**Written exercise a:** In the listing below, rewrite the stretch from the line containing "email-label: E-mail*:: [577, 378, 619, 392]" through the line containing "label-colon: :: [393, 625, 397, 639]", replacing "volume-icon" with "speaker-icon" and leaving everything else unchanged. Return only those lines.

**Page extract:**

-- BEGIN --

Re: [Sqlgrey-users] Performance: strict versus loose expiration time

SourceForge Headquarters 1320 Columbia Street Suite 310 San Diego, CA 92101 +1 (858) 422-6466

Michael Storz wrote the following on 28.02.2007 16:39 :
> On Wed, 28 Feb 2007, Dan Faerch wrote:
>
>   
>> Michael Storz wrote:
>>
>>     
>>> db_cleandelay seconds longer than the strict one. Taking the default this
>>> means it is just half an hour longer, which is at least not noticeable for
>>> the AWLs.
>>>
>>>
>>>       
>> Well. We cant really assume what ppl use for db_cleandelay.. I use 60
>> seconds. Someone might do it once every week. You never know ;).
>>     
>
> We use 1 hour. I think, because as you said, we do not know what people
> are using for db_cleandelay, we should either provide a strict
> implementation or the possibility for the user to choose which
> implementation he wants. As I said in another email, I think I will be
> able to provide a patch for such a choice.

-- END --

**Exercise material:**

-- BEGIN --

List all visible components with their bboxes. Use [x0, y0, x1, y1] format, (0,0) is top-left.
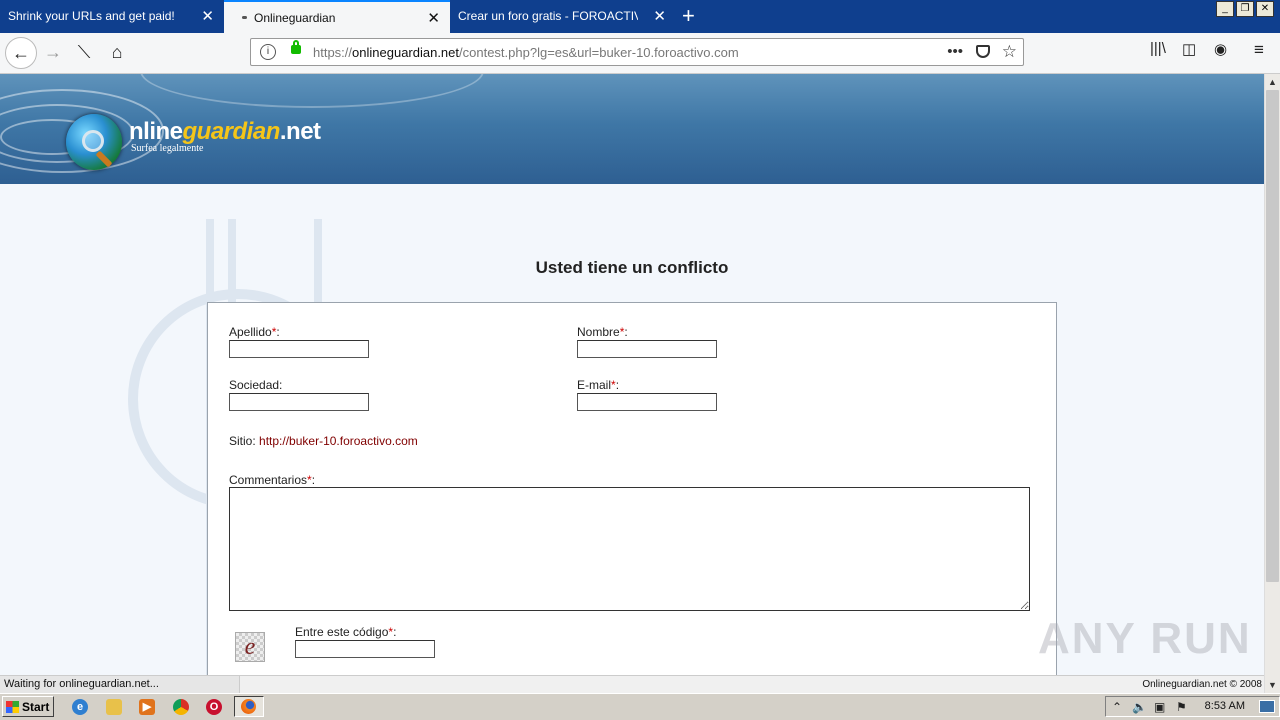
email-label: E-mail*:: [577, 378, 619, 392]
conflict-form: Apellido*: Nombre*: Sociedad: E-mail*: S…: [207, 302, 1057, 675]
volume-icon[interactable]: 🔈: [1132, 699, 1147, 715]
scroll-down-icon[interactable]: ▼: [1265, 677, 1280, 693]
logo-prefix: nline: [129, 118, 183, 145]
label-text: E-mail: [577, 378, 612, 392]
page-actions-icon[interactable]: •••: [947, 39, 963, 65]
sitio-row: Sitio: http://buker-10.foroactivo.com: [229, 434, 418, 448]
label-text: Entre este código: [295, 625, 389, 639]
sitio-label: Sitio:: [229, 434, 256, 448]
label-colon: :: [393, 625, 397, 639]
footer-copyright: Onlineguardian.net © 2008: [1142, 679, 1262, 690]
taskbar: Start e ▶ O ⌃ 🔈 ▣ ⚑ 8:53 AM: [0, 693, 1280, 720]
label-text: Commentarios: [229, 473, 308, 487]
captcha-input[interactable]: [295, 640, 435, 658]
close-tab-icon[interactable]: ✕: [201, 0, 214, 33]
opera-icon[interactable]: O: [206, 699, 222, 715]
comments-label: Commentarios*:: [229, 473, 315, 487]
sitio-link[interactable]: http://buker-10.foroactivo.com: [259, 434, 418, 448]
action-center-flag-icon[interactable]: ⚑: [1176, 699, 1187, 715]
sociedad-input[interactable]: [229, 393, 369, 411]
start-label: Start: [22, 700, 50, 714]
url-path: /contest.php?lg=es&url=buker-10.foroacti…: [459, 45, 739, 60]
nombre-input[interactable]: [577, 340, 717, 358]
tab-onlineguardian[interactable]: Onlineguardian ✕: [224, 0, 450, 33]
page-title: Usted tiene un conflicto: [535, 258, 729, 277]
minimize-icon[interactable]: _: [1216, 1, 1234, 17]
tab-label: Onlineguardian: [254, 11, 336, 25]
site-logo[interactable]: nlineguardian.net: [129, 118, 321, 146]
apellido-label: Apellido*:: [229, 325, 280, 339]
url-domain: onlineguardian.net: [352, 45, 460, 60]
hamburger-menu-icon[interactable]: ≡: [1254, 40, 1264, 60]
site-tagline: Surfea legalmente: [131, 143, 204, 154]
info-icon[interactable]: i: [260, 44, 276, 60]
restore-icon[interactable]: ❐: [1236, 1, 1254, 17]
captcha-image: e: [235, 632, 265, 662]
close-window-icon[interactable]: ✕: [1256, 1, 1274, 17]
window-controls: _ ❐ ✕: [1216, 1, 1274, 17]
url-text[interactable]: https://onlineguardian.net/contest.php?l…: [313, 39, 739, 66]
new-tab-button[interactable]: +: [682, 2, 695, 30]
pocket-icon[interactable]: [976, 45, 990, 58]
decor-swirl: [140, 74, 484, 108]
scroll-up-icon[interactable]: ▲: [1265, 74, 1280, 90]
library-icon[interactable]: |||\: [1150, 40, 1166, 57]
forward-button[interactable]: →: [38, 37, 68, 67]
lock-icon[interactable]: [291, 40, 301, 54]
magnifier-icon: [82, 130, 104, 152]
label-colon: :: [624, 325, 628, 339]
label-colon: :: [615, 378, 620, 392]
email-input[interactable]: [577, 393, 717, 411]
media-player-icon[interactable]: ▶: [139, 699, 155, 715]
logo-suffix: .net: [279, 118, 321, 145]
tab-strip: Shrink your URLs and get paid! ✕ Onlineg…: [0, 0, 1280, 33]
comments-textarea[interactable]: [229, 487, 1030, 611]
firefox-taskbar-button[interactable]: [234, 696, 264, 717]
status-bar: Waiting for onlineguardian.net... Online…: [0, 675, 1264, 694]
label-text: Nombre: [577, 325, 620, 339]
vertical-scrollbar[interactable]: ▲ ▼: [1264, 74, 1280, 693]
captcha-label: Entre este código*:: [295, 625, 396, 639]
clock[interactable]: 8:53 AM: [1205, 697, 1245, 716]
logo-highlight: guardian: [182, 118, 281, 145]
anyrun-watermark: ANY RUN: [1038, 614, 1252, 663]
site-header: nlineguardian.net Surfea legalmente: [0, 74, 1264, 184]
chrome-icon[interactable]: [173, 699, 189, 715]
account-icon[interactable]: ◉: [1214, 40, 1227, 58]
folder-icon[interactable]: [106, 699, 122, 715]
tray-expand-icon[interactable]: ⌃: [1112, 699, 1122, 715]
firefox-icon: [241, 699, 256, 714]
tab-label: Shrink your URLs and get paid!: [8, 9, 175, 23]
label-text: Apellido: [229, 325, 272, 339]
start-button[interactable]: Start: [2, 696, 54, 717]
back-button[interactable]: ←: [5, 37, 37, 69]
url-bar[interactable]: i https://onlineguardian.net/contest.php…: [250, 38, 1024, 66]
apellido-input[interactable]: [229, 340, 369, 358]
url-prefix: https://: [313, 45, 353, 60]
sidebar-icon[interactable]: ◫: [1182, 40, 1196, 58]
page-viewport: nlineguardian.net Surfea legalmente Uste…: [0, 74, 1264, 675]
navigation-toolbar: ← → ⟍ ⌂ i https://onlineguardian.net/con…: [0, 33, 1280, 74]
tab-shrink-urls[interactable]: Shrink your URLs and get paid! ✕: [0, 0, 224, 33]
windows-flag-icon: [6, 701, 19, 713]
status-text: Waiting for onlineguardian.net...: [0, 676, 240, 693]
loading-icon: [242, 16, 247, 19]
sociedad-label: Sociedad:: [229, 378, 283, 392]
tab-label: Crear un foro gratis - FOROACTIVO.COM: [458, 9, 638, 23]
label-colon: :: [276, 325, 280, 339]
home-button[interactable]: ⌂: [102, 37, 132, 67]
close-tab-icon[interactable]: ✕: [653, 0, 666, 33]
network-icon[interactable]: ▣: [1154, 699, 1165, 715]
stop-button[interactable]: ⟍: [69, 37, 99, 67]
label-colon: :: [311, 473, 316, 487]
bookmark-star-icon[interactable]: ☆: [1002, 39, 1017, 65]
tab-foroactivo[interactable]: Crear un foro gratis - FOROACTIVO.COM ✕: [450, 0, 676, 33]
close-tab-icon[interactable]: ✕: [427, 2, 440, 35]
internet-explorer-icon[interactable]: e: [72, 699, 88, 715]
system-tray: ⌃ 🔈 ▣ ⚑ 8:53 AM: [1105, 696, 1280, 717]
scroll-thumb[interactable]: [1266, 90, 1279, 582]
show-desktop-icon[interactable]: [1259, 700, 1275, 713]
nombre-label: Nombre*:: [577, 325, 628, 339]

-- END --

**Written exercise b:** In the mailing-list reply about strict versus loose expiration time, what value does Dan Faerch say he uses for db_cleandelay?

**Worked solution a:**
email-label: E-mail*:: [577, 378, 619, 392]
conflict-form: Apellido*: Nombre*: Sociedad: E-mail*: S…: [207, 302, 1057, 675]
speaker-icon[interactable]: 🔈: [1132, 699, 1147, 715]
scroll-down-icon[interactable]: ▼: [1265, 677, 1280, 693]
logo-prefix: nline: [129, 118, 183, 145]
label-text: E-mail: [577, 378, 612, 392]
page-actions-icon[interactable]: •••: [947, 39, 963, 65]
sitio-row: Sitio: http://buker-10.foroactivo.com: [229, 434, 418, 448]
label-text: Entre este código: [295, 625, 389, 639]
sitio-label: Sitio:: [229, 434, 256, 448]
label-colon: :: [393, 625, 397, 639]

**Worked solution b:** 60 seconds.